▸ STATED PROBLEM:
Check the listing below line by line and report how many lines hold "止盈跑路", with no other words.

++++++++++++++++++++

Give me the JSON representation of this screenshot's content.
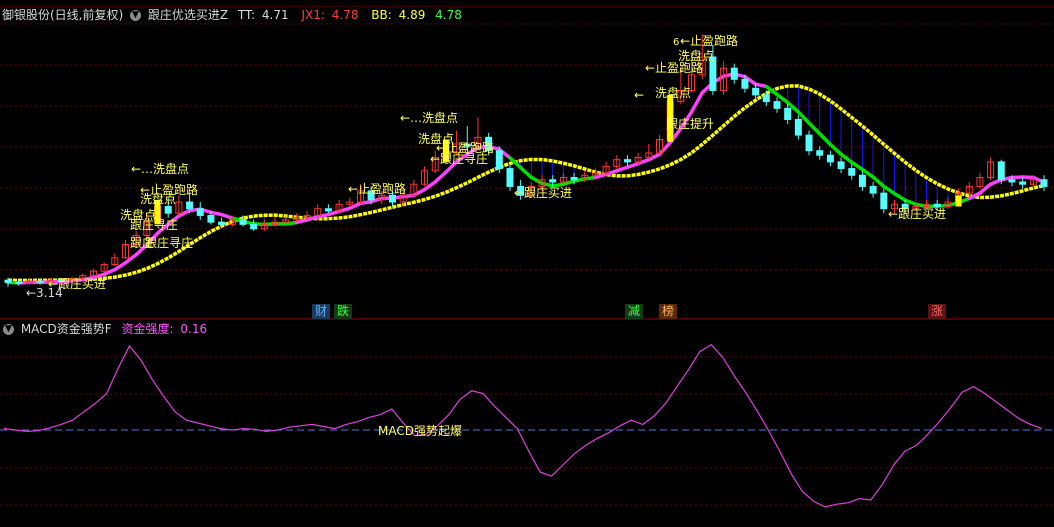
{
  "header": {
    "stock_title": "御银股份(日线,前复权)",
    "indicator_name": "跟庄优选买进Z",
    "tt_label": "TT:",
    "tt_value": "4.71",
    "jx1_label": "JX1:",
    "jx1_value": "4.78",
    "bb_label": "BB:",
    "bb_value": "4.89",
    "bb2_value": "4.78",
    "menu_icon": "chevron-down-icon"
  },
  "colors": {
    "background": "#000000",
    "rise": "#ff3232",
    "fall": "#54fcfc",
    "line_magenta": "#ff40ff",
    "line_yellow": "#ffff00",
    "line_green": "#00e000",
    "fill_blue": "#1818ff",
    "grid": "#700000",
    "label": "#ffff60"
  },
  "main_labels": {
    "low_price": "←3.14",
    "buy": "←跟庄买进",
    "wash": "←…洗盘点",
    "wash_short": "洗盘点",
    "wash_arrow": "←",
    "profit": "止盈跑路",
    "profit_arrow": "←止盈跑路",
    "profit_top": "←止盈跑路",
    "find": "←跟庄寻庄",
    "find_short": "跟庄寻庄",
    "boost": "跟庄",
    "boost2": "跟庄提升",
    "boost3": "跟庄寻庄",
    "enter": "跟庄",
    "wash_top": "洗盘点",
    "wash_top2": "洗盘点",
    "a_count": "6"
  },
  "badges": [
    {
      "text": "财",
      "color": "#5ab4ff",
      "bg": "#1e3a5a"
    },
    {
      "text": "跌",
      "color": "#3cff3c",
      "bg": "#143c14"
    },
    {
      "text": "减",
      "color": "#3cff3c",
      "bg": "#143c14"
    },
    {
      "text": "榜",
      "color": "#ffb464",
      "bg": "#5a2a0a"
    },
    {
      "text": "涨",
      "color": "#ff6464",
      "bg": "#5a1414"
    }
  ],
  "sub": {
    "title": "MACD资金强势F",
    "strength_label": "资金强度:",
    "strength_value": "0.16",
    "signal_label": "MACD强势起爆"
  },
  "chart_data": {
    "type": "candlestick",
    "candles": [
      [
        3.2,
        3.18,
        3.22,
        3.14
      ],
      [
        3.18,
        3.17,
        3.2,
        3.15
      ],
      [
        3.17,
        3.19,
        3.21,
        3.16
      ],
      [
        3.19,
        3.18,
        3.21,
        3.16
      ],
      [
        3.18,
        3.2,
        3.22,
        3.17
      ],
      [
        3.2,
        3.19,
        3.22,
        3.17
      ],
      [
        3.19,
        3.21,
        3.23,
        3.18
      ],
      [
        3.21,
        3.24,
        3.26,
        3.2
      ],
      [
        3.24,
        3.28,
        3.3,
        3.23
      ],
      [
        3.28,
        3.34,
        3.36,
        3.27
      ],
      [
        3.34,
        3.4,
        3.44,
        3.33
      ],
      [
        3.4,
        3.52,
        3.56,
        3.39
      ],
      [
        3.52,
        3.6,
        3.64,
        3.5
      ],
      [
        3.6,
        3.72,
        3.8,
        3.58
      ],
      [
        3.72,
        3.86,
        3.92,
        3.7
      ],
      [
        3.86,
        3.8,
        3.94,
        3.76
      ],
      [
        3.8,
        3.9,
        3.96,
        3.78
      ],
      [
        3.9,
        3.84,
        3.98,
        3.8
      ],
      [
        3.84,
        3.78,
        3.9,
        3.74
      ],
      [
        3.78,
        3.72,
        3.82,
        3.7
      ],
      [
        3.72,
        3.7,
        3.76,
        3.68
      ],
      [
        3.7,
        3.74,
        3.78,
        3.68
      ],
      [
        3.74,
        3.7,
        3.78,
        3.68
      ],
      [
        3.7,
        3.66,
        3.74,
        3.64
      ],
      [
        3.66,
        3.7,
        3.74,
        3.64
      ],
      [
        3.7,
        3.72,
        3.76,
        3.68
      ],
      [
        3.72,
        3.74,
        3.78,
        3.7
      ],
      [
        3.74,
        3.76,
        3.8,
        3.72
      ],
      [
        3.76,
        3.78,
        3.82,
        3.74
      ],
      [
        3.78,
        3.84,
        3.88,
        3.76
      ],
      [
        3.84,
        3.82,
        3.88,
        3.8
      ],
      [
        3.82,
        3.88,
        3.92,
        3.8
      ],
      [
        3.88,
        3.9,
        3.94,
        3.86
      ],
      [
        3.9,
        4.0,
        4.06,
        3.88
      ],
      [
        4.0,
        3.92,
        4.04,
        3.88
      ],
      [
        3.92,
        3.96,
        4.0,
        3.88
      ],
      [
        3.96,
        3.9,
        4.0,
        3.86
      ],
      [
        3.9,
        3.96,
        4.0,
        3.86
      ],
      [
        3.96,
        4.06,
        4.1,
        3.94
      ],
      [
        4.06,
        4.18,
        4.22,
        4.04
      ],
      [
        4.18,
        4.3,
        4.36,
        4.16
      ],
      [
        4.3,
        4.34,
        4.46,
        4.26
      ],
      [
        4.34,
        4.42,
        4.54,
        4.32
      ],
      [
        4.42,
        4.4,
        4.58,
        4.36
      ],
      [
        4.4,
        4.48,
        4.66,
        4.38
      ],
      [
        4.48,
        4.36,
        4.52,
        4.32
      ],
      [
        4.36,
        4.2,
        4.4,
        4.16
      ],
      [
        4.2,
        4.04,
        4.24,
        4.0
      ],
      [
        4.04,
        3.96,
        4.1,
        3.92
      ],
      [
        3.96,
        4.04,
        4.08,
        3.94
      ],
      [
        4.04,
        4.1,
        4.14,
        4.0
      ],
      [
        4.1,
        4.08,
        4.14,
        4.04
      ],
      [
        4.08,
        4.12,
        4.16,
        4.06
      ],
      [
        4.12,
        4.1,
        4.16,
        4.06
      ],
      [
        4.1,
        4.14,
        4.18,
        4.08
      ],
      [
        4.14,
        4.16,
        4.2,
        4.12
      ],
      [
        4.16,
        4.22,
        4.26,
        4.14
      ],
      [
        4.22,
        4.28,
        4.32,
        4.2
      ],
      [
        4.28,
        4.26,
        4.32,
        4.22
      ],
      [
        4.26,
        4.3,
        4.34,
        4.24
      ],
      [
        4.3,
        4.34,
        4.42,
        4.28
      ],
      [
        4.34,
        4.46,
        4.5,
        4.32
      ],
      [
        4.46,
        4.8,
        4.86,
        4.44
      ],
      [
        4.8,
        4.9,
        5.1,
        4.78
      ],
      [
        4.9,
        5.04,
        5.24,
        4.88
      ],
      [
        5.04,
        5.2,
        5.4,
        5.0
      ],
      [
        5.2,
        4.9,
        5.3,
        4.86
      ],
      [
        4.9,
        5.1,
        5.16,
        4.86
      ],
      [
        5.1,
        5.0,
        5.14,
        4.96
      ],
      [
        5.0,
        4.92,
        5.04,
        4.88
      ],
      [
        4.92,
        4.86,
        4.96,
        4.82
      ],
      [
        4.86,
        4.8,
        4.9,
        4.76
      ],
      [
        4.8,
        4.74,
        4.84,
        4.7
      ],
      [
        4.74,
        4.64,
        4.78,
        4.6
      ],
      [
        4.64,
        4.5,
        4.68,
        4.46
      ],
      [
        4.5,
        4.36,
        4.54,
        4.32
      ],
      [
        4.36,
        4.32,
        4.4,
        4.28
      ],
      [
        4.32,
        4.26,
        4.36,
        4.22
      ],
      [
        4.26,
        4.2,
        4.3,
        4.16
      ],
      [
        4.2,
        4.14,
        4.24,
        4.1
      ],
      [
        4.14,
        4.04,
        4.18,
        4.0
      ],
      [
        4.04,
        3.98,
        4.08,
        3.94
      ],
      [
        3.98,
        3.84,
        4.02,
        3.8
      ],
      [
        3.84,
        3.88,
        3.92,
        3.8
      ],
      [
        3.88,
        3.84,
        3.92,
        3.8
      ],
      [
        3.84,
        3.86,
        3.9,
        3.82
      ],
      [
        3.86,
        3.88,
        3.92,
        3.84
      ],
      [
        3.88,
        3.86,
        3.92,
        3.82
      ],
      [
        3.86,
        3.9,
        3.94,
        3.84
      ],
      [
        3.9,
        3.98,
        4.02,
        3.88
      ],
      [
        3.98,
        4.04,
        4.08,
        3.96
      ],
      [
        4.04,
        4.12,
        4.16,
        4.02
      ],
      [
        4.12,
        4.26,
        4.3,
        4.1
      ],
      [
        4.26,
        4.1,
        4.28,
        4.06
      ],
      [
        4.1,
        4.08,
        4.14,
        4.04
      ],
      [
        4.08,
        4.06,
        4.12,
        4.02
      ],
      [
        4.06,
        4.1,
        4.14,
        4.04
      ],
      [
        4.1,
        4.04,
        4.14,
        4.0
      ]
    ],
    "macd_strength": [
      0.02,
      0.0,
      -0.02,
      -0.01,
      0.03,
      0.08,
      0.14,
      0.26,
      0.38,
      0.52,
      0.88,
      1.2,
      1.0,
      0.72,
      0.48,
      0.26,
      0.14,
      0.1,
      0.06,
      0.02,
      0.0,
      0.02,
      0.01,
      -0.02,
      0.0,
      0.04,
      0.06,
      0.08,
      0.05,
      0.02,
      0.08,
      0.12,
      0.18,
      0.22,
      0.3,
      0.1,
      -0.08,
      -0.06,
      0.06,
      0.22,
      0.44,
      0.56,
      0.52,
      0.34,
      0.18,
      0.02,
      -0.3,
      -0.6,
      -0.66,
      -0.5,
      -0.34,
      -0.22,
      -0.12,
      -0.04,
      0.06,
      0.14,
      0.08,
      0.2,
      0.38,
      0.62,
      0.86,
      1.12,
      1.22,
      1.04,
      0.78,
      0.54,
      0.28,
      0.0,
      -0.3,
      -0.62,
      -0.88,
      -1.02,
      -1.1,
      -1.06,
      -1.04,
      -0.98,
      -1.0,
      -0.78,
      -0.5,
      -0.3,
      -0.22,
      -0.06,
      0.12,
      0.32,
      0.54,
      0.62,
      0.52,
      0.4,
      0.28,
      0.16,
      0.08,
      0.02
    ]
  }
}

++++++++++++++++++++

▸ EXERCISE ANSWER:
3